Make an exact copy of the listing below.

[Dataset excerpt]
§

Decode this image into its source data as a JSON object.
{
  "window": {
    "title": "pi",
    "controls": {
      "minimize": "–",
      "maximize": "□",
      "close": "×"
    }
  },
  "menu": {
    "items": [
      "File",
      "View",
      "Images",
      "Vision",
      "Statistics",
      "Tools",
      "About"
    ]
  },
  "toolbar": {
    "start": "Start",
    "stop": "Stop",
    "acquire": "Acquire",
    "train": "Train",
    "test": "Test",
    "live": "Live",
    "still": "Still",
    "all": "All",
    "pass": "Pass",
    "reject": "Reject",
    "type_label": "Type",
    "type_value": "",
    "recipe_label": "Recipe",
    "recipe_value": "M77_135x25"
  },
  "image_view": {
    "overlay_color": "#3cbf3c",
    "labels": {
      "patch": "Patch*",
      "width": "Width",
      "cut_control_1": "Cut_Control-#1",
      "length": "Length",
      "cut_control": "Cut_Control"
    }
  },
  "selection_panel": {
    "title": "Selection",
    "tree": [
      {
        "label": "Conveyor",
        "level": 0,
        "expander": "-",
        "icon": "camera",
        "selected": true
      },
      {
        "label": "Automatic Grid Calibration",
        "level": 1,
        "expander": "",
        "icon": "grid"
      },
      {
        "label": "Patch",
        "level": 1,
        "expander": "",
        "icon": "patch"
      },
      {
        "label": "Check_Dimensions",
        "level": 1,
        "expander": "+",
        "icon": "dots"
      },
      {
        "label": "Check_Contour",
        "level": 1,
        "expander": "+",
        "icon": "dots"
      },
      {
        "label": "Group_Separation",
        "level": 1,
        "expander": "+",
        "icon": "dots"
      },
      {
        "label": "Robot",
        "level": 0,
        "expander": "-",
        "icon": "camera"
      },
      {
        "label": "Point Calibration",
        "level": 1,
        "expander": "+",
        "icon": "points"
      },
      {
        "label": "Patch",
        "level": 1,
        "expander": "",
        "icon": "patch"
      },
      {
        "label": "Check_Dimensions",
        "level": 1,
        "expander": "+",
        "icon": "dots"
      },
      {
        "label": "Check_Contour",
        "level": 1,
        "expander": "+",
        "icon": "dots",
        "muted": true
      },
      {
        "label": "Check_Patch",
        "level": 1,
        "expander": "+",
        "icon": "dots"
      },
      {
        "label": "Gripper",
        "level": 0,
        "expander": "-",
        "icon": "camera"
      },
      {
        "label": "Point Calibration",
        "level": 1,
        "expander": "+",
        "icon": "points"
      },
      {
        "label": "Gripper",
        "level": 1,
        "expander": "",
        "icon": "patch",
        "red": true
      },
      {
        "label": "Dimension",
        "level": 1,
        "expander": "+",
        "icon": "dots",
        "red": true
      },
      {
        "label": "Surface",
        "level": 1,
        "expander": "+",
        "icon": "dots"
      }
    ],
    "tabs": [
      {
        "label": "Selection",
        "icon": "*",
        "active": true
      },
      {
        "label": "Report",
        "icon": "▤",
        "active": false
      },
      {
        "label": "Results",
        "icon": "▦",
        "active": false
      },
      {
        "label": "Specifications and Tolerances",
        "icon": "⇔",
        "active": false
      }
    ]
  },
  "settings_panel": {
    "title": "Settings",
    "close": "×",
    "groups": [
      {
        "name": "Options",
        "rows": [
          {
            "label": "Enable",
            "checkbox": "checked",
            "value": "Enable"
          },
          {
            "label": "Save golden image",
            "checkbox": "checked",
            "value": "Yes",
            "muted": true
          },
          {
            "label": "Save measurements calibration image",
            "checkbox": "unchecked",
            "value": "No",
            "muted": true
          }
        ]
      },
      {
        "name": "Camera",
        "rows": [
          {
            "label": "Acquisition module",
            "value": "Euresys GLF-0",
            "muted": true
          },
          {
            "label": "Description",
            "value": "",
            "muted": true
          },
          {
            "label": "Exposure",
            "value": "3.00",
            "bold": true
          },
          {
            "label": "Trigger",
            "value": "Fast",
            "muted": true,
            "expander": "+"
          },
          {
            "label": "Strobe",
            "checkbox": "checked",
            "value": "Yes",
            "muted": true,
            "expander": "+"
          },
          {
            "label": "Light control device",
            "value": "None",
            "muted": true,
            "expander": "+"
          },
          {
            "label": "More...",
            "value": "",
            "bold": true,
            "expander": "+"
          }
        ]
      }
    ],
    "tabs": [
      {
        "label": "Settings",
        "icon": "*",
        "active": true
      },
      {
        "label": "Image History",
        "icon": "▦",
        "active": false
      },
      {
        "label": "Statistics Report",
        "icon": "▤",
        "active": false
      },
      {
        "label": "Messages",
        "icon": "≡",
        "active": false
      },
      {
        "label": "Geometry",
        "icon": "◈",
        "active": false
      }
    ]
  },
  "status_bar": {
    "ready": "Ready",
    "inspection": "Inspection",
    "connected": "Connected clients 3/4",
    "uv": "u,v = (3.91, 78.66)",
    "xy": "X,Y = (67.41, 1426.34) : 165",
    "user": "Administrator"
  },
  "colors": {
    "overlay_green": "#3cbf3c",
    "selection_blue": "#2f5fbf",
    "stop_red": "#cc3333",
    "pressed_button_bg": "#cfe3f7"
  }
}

§

COMPLETE OUTPUT –
Decode this image into its source data as a JSON object.
{
  "window": {
    "title": "pi",
    "controls": {
      "minimize": "–",
      "maximize": "□",
      "close": "×"
    }
  },
  "menu": {
    "items": [
      "File",
      "View",
      "Images",
      "Vision",
      "Statistics",
      "Tools",
      "About"
    ]
  },
  "toolbar": {
    "start": "Start",
    "stop": "Stop",
    "acquire": "Acquire",
    "train": "Train",
    "test": "Test",
    "live": "Live",
    "still": "Still",
    "all": "All",
    "pass": "Pass",
    "reject": "Reject",
    "type_label": "Type",
    "type_value": "",
    "recipe_label": "Recipe",
    "recipe_value": "M77_135x25"
  },
  "image_view": {
    "overlay_color": "#3cbf3c",
    "labels": {
      "patch": "Patch*",
      "width": "Width",
      "cut_control_1": "Cut_Control-#1",
      "length": "Length",
      "cut_control": "Cut_Control"
    }
  },
  "selection_panel": {
    "title": "Selection",
    "tree": [
      {
        "label": "Conveyor",
        "level": 0,
        "expander": "-",
        "icon": "camera",
        "selected": true
      },
      {
        "label": "Automatic Grid Calibration",
        "level": 1,
        "expander": "",
        "icon": "grid"
      },
      {
        "label": "Patch",
        "level": 1,
        "expander": "",
        "icon": "patch"
      },
      {
        "label": "Check_Dimensions",
        "level": 1,
        "expander": "+",
        "icon": "dots"
      },
      {
        "label": "Check_Contour",
        "level": 1,
        "expander": "+",
        "icon": "dots"
      },
      {
        "label": "Group_Separation",
        "level": 1,
        "expander": "+",
        "icon": "dots"
      },
      {
        "label": "Robot",
        "level": 0,
        "expander": "-",
        "icon": "camera"
      },
      {
        "label": "Point Calibration",
        "level": 1,
        "expander": "+",
        "icon": "points"
      },
      {
        "label": "Patch",
        "level": 1,
        "expander": "",
        "icon": "patch"
      },
      {
        "label": "Check_Dimensions",
        "level": 1,
        "expander": "+",
        "icon": "dots"
      },
      {
        "label": "Check_Contour",
        "level": 1,
        "expander": "+",
        "icon": "dots",
        "muted": true
      },
      {
        "label": "Check_Patch",
        "level": 1,
        "expander": "+",
        "icon": "dots"
      },
      {
        "label": "Gripper",
        "level": 0,
        "expander": "-",
        "icon": "camera"
      },
      {
        "label": "Point Calibration",
        "level": 1,
        "expander": "+",
        "icon": "points"
      },
      {
        "label": "Gripper",
        "level": 1,
        "expander": "",
        "icon": "patch",
        "red": true
      },
      {
        "label": "Dimension",
        "level": 1,
        "expander": "+",
        "icon": "dots",
        "red": true
      },
      {
        "label": "Surface",
        "level": 1,
        "expander": "+",
        "icon": "dots"
      }
    ],
    "tabs": [
      {
        "label": "Selection",
        "icon": "*",
        "active": true
      },
      {
        "label": "Report",
        "icon": "▤",
        "active": false
      },
      {
        "label": "Results",
        "icon": "▦",
        "active": false
      },
      {
        "label": "Specifications and Tolerances",
        "icon": "⇔",
        "active": false
      }
    ]
  },
  "settings_panel": {
    "title": "Settings",
    "close": "×",
    "groups": [
      {
        "name": "Options",
        "rows": [
          {
            "label": "Enable",
            "checkbox": "checked",
            "value": "Enable"
          },
          {
            "label": "Save golden image",
            "checkbox": "checked",
            "value": "Yes",
            "muted": true
          },
          {
            "label": "Save measurements calibration image",
            "checkbox": "unchecked",
            "value": "No",
            "muted": true
          }
        ]
      },
      {
        "name": "Camera",
        "rows": [
          {
            "label": "Acquisition module",
            "value": "Euresys GLF-0",
            "muted": true
          },
          {
            "label": "Description",
            "value": "",
            "muted": true
          },
          {
            "label": "Exposure",
            "value": "3.00",
            "bold": true
          },
          {
            "label": "Trigger",
            "value": "Fast",
            "muted": true,
            "expander": "+"
          },
          {
            "label": "Strobe",
            "checkbox": "checked",
            "value": "Yes",
            "muted": true,
            "expander": "+"
          },
          {
            "label": "Light control device",
            "value": "None",
            "muted": true,
            "expander": "+"
          },
          {
            "label": "More...",
            "value": "",
            "bold": true,
            "expander": "+"
          }
        ]
      }
    ],
    "tabs": [
      {
        "label": "Settings",
        "icon": "*",
        "active": true
      },
      {
        "label": "Image History",
        "icon": "▦",
        "active": false
      },
      {
        "label": "Statistics Report",
        "icon": "▤",
        "active": false
      },
      {
        "label": "Messages",
        "icon": "≡",
        "active": false
      },
      {
        "label": "Geometry",
        "icon": "◈",
        "active": false
      }
    ]
  },
  "status_bar": {
    "ready": "Ready",
    "inspection": "Inspection",
    "connected": "Connected clients 3/4",
    "uv": "u,v = (3.91, 78.66)",
    "xy": "X,Y = (67.41, 1426.34) : 165",
    "user": "Administrator"
  },
  "colors": {
    "overlay_green": "#3cbf3c",
    "selection_blue": "#2f5fbf",
    "stop_red": "#cc3333",
    "pressed_button_bg": "#cfe3f7"
  }
}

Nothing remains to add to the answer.